-- Start Data supplied --
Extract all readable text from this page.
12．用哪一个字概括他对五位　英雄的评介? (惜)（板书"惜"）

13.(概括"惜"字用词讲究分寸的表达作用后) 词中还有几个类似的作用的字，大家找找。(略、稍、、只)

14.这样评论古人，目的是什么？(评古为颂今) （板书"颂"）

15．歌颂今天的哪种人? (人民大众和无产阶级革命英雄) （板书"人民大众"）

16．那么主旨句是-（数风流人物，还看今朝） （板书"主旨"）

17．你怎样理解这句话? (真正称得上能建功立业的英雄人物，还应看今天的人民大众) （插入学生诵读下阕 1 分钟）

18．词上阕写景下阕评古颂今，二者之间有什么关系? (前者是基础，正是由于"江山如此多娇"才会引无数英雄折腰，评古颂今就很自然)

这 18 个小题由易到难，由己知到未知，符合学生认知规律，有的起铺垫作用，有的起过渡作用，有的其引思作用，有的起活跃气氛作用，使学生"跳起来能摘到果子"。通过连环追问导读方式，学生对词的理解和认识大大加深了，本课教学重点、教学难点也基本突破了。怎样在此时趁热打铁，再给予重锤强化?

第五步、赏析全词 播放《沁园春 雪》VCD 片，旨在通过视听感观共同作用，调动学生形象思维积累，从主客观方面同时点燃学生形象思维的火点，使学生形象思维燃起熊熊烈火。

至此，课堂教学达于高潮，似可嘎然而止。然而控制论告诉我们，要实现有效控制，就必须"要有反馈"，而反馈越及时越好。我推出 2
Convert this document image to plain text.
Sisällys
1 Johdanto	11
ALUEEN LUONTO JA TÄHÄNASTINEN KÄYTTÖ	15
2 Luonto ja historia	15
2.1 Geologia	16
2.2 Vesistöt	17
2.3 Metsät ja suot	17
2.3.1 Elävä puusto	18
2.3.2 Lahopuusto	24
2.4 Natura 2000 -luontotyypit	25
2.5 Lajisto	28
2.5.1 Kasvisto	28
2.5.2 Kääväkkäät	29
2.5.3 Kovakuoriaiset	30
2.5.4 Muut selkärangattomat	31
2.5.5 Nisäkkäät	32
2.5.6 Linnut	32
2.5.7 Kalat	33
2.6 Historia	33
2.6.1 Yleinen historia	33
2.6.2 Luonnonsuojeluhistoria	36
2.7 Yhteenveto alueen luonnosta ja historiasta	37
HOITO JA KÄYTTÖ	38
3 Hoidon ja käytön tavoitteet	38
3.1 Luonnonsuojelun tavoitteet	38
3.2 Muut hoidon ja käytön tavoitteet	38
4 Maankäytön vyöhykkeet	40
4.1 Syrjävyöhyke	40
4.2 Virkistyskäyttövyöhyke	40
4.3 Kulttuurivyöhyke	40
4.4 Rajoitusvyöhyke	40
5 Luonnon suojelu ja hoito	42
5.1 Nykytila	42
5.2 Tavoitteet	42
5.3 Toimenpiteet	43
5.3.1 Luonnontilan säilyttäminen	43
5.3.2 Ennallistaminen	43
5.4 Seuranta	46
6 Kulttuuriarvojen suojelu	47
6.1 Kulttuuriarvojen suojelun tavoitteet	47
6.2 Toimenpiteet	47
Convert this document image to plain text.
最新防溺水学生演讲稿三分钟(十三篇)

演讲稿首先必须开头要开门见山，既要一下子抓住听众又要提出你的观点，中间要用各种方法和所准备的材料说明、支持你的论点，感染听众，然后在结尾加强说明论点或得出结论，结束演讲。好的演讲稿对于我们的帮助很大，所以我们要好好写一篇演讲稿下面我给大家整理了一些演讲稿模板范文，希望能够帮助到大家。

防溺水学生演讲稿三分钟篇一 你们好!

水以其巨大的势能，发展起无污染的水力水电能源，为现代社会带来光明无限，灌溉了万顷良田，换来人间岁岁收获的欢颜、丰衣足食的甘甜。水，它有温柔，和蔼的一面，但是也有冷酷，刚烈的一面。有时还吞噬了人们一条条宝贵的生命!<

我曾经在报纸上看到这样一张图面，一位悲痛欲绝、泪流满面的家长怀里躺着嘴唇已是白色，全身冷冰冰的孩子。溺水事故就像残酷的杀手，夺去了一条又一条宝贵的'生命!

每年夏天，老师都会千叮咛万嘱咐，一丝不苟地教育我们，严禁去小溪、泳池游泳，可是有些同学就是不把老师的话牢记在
-- End Data supplied --
Stated task: Copy out every line where the word "Toimenpiteet" occurs.

Response to the exercise:
5.3 Toimenpiteet	43
6.2 Toimenpiteet	47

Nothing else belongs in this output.